**Prompt**
From the listing below, pick out each line with the word "this".
──────── Supplied records
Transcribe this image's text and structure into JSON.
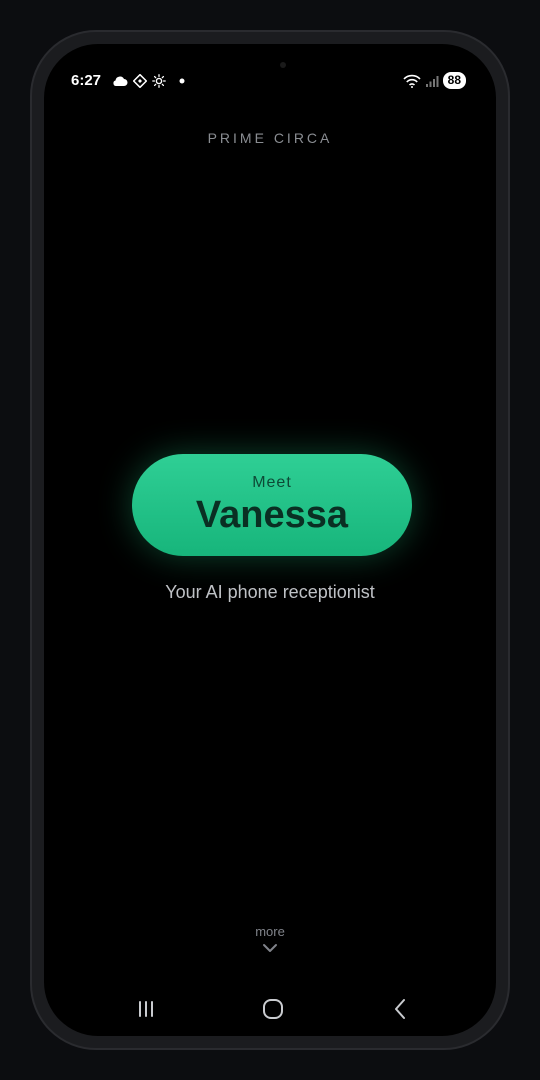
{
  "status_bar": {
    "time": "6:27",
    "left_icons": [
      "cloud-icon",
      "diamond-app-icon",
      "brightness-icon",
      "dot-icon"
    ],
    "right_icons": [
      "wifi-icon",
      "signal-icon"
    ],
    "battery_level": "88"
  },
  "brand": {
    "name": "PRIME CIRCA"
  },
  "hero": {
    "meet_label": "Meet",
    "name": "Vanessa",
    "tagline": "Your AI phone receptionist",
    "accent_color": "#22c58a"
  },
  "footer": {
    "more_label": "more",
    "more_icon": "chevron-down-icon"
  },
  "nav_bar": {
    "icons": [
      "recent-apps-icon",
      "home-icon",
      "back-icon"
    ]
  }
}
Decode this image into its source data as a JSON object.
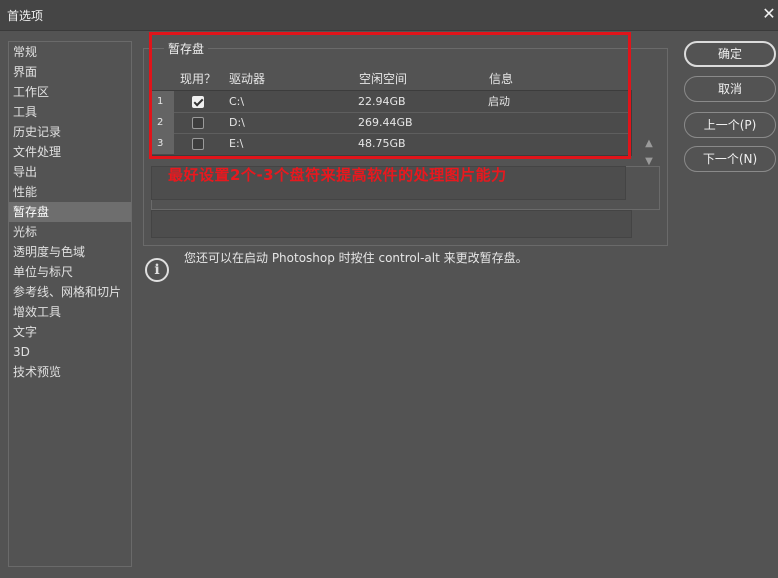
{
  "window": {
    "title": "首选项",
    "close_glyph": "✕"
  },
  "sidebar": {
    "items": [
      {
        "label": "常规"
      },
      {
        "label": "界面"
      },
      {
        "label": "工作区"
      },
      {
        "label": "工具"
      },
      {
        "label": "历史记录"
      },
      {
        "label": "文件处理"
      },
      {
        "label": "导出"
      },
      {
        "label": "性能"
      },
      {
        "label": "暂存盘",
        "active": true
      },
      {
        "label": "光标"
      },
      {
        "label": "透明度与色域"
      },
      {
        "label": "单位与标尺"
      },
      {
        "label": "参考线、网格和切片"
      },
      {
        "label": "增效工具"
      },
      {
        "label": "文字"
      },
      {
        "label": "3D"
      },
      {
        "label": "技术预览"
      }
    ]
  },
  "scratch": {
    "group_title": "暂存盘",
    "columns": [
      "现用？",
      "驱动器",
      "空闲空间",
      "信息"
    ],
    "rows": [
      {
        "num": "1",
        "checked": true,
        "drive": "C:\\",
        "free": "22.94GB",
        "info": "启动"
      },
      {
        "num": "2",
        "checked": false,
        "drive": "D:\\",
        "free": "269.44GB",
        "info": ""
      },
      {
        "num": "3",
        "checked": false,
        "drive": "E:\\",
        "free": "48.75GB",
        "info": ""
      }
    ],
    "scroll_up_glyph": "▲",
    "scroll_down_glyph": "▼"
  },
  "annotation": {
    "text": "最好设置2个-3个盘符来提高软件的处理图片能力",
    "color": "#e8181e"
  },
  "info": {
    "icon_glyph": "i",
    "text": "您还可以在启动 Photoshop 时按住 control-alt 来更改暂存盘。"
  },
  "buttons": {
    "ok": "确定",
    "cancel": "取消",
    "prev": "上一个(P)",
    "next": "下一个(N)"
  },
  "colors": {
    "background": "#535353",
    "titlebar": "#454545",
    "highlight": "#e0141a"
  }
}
────────────────
**Full output**
Transcribe this image's text and structure into JSON.
Decode this image into its source data as a JSON object.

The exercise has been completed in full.